— Source material —
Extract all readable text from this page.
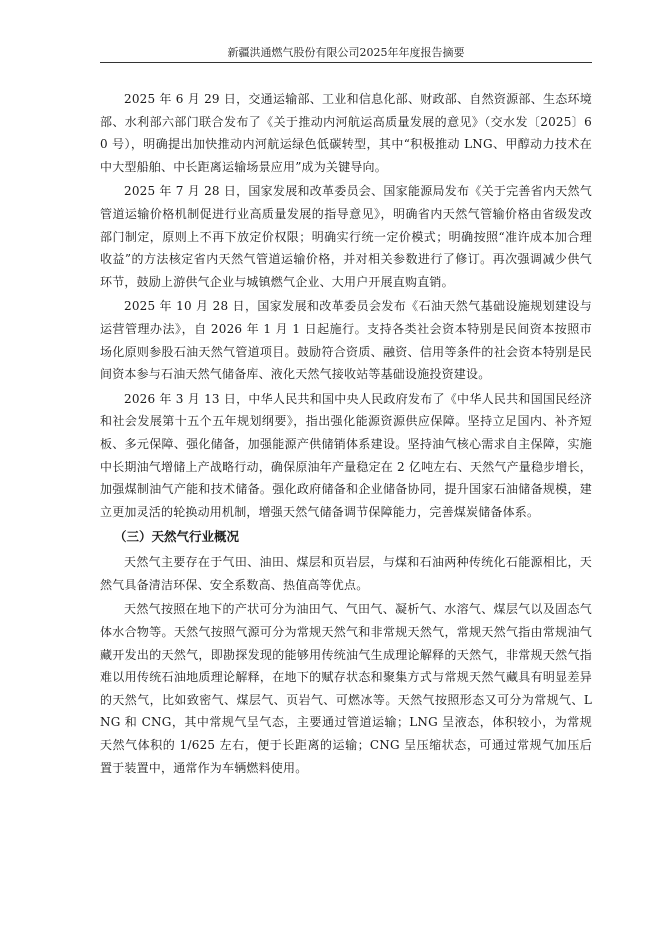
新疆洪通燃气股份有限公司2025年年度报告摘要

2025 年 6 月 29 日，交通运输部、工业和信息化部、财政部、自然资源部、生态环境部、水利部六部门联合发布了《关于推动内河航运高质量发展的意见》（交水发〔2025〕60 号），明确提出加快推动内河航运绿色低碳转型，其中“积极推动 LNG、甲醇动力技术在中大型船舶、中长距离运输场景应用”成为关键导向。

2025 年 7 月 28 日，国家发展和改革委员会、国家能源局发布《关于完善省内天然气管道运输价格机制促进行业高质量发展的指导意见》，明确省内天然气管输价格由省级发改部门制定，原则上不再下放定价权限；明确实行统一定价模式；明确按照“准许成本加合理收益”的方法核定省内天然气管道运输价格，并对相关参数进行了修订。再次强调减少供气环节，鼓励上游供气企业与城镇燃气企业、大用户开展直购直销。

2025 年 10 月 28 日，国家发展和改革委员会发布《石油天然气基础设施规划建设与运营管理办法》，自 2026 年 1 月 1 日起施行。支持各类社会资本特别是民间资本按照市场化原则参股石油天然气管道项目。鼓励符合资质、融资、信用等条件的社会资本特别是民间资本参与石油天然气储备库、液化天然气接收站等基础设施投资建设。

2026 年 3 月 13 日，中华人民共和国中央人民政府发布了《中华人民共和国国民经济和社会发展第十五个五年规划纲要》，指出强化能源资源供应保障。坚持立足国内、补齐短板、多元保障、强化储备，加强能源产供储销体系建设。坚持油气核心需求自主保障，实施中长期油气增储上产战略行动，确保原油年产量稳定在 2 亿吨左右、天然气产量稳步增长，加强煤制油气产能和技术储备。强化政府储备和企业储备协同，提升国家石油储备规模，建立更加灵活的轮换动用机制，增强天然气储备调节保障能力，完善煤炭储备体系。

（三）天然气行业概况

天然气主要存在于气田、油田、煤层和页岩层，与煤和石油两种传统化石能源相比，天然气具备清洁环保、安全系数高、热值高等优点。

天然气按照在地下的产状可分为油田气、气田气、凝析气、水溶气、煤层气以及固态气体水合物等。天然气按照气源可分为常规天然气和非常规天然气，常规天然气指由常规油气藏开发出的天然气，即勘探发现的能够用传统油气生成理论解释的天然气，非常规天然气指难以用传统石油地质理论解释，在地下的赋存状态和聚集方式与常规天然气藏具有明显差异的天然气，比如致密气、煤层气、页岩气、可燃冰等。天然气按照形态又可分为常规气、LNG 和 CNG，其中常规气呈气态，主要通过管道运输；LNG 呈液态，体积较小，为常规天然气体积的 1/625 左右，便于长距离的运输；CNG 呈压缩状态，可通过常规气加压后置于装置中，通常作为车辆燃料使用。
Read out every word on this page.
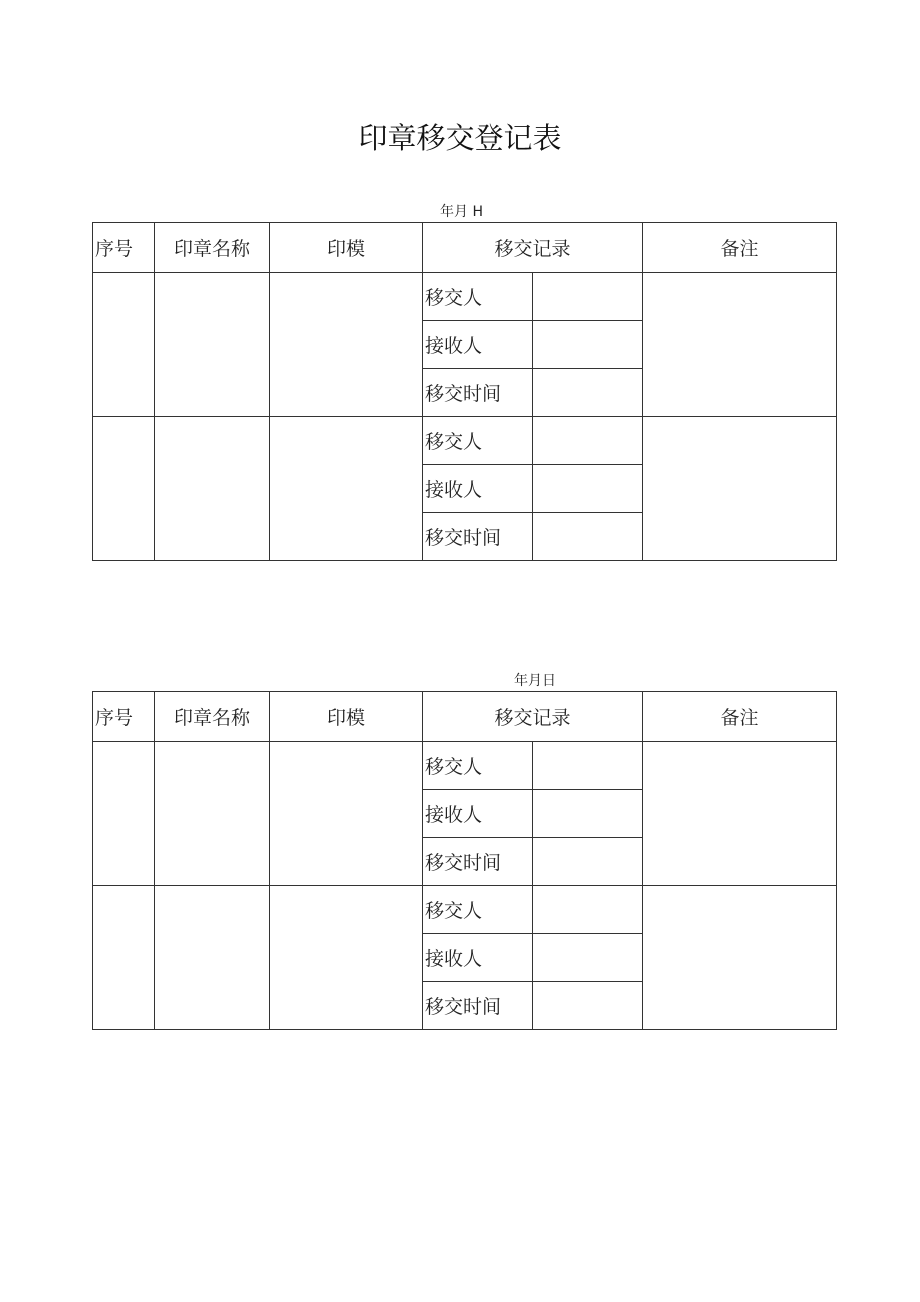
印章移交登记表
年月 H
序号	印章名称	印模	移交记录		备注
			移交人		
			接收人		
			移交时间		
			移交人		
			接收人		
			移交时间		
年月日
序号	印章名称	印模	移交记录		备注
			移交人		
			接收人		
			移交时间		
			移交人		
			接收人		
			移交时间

— Set problem —
Locate all lines in the listing above with the word "this". Copy them.

— Exercise answer —
Extract all readable text from this page.
Read out every word on this page.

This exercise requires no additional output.